Given problem: Lines that hold the word "where" should be located and copied.

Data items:
○ ○ ○ ○
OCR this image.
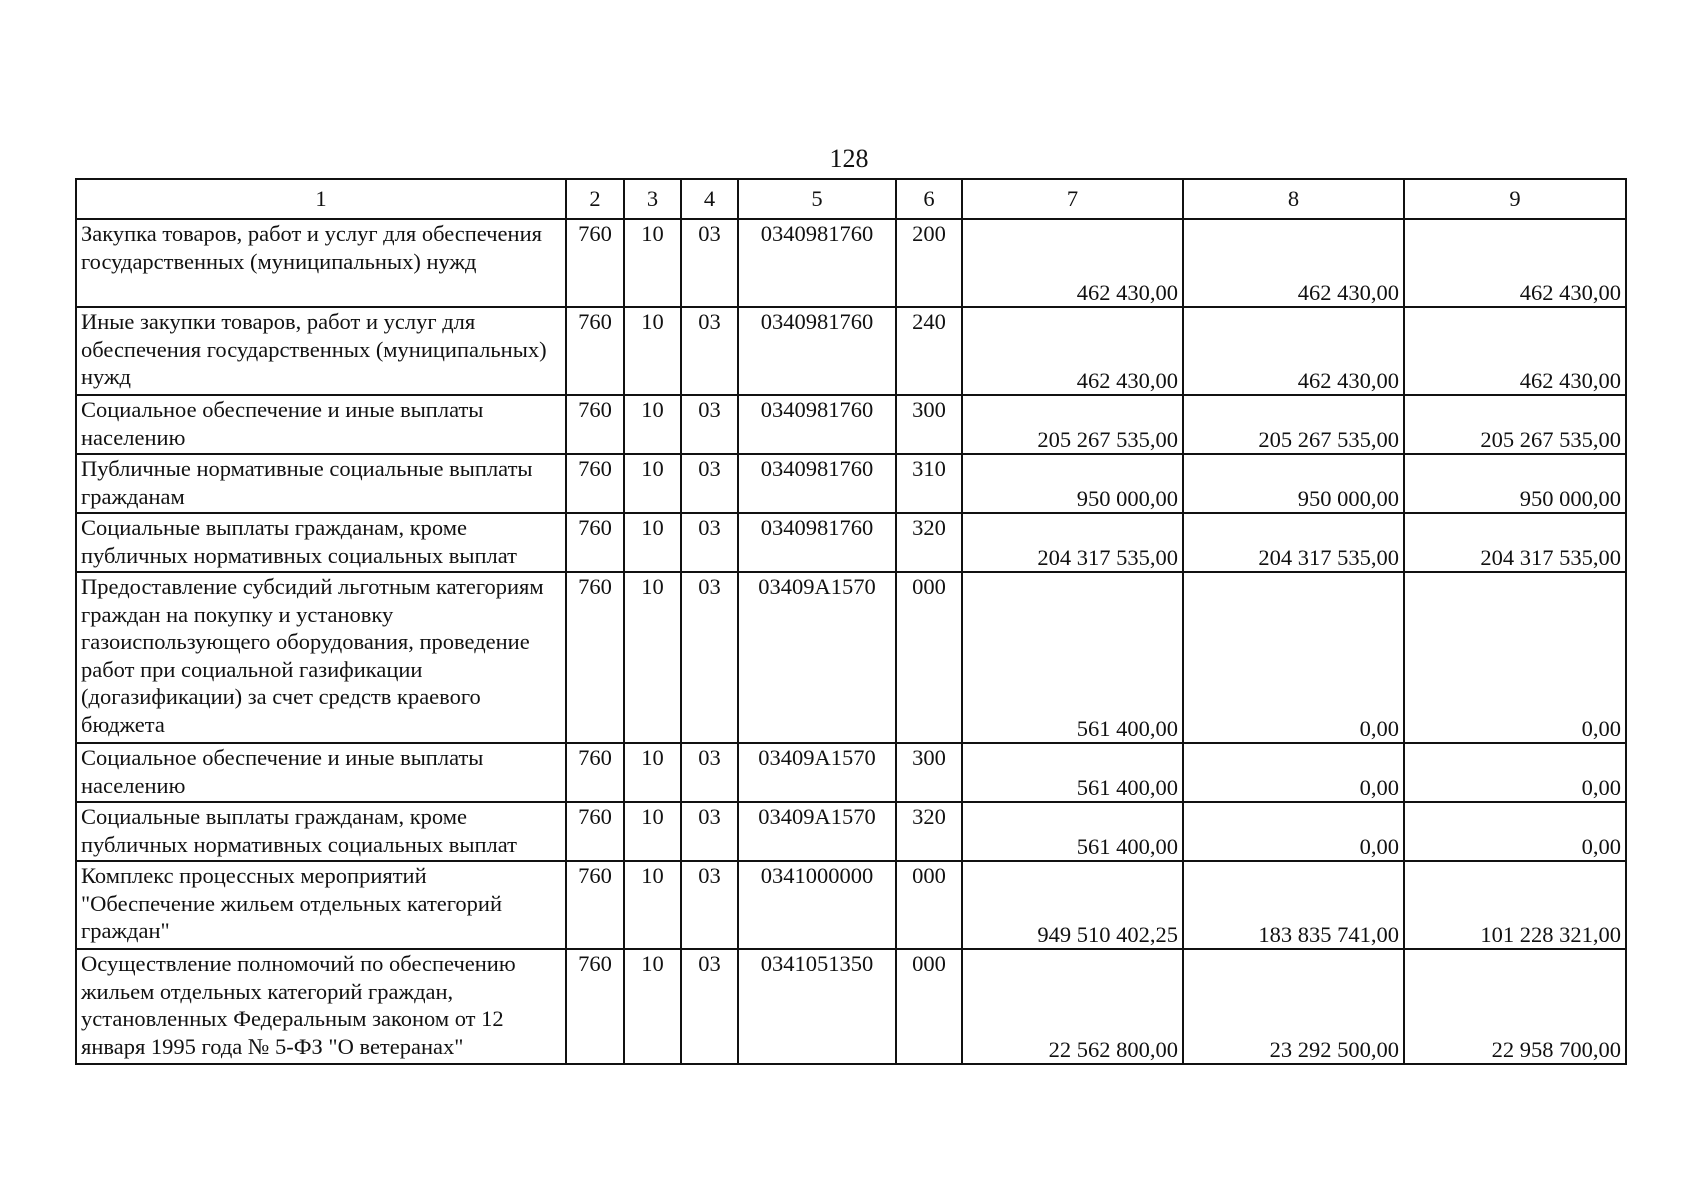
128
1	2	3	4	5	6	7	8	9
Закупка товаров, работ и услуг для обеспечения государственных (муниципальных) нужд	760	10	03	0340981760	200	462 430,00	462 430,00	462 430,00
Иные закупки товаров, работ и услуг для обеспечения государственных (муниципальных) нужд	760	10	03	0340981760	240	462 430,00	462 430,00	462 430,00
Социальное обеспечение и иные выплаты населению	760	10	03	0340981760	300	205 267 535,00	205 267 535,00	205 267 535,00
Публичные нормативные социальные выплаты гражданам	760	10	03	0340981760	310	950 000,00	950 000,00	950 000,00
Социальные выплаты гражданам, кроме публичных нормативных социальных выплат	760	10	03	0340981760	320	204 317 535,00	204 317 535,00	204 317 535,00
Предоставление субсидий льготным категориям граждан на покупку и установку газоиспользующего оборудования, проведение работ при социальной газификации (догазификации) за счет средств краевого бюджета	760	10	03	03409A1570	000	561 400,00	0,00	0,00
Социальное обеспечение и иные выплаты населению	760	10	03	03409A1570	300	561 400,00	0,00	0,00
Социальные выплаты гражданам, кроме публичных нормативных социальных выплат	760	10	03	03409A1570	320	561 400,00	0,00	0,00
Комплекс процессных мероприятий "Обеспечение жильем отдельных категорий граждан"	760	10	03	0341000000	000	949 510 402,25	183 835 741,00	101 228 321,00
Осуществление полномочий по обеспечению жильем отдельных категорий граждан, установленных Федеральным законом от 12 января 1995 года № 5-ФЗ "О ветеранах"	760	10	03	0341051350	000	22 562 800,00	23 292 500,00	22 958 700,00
○ ○ ○ ○
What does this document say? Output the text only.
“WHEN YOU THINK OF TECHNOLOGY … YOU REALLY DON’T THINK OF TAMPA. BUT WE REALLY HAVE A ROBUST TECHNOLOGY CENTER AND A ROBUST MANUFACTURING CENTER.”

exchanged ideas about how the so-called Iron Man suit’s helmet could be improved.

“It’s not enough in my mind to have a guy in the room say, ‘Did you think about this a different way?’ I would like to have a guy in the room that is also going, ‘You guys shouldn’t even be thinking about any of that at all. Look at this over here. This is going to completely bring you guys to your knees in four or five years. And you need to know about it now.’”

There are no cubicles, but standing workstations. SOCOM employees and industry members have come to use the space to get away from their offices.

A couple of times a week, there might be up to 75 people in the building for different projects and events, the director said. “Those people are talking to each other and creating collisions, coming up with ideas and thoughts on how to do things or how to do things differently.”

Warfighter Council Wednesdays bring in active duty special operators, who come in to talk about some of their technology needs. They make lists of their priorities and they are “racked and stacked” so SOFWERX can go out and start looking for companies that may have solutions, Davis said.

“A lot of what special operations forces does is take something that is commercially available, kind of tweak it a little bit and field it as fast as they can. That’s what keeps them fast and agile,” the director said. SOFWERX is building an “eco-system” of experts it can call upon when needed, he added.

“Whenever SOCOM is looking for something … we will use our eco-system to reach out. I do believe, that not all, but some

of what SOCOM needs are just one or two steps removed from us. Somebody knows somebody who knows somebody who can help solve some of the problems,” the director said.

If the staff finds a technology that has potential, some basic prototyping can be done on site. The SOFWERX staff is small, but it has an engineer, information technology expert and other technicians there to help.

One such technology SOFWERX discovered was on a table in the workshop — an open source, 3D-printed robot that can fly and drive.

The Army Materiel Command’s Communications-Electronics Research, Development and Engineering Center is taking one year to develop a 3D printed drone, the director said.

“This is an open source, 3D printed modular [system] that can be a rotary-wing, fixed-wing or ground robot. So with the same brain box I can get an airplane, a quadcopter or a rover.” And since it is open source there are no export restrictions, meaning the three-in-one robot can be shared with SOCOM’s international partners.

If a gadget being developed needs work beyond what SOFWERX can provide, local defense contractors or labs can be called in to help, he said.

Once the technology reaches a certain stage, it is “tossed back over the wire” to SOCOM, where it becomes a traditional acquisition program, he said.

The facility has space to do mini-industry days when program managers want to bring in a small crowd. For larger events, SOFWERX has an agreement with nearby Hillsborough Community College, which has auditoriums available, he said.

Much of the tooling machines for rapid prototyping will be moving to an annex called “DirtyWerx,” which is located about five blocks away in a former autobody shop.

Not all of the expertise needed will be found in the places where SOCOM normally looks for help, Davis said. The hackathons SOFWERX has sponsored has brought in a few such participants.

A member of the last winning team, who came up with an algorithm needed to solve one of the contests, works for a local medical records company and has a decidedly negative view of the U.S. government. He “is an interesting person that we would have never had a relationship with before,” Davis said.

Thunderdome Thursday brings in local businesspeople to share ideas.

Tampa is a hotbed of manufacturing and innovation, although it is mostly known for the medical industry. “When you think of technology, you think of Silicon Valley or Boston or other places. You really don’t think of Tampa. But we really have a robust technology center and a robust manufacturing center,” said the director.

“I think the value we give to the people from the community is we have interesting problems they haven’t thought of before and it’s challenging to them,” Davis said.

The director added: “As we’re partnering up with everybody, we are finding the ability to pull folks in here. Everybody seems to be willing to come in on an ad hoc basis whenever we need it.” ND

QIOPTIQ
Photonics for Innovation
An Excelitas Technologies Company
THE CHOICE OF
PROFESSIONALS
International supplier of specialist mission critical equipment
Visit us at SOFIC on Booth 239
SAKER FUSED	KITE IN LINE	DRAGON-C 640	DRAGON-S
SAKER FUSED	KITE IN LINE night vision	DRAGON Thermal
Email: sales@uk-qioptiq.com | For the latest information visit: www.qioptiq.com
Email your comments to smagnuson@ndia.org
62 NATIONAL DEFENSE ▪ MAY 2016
○ ○ ○ ○
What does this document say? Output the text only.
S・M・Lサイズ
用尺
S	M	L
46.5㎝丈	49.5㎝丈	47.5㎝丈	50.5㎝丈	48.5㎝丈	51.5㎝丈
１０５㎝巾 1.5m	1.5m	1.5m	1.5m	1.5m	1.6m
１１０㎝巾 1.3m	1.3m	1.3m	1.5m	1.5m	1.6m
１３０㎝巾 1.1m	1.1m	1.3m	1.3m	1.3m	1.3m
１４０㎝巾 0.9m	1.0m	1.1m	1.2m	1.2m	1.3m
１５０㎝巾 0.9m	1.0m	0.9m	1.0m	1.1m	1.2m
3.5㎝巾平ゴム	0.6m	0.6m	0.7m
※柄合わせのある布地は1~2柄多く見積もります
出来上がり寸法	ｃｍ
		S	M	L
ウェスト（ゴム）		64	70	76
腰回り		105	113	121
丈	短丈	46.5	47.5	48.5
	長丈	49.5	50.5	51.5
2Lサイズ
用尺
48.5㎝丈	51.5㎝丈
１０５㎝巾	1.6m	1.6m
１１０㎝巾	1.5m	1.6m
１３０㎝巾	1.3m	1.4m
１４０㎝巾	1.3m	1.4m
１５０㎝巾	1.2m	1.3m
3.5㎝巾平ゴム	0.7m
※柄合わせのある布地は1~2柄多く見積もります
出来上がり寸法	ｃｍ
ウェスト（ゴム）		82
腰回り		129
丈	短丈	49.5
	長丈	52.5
○ ○ ○ ○
Task result:
Once the technology reaches a certain stage, it is “tossed back over the wire” to SOCOM, where it becomes a traditional acquisition program, he said.
Not all of the expertise needed will be found in the places where SOCOM normally looks for help, Davis said. The hackathons SOFWERX has sponsored has brought in a few such participants.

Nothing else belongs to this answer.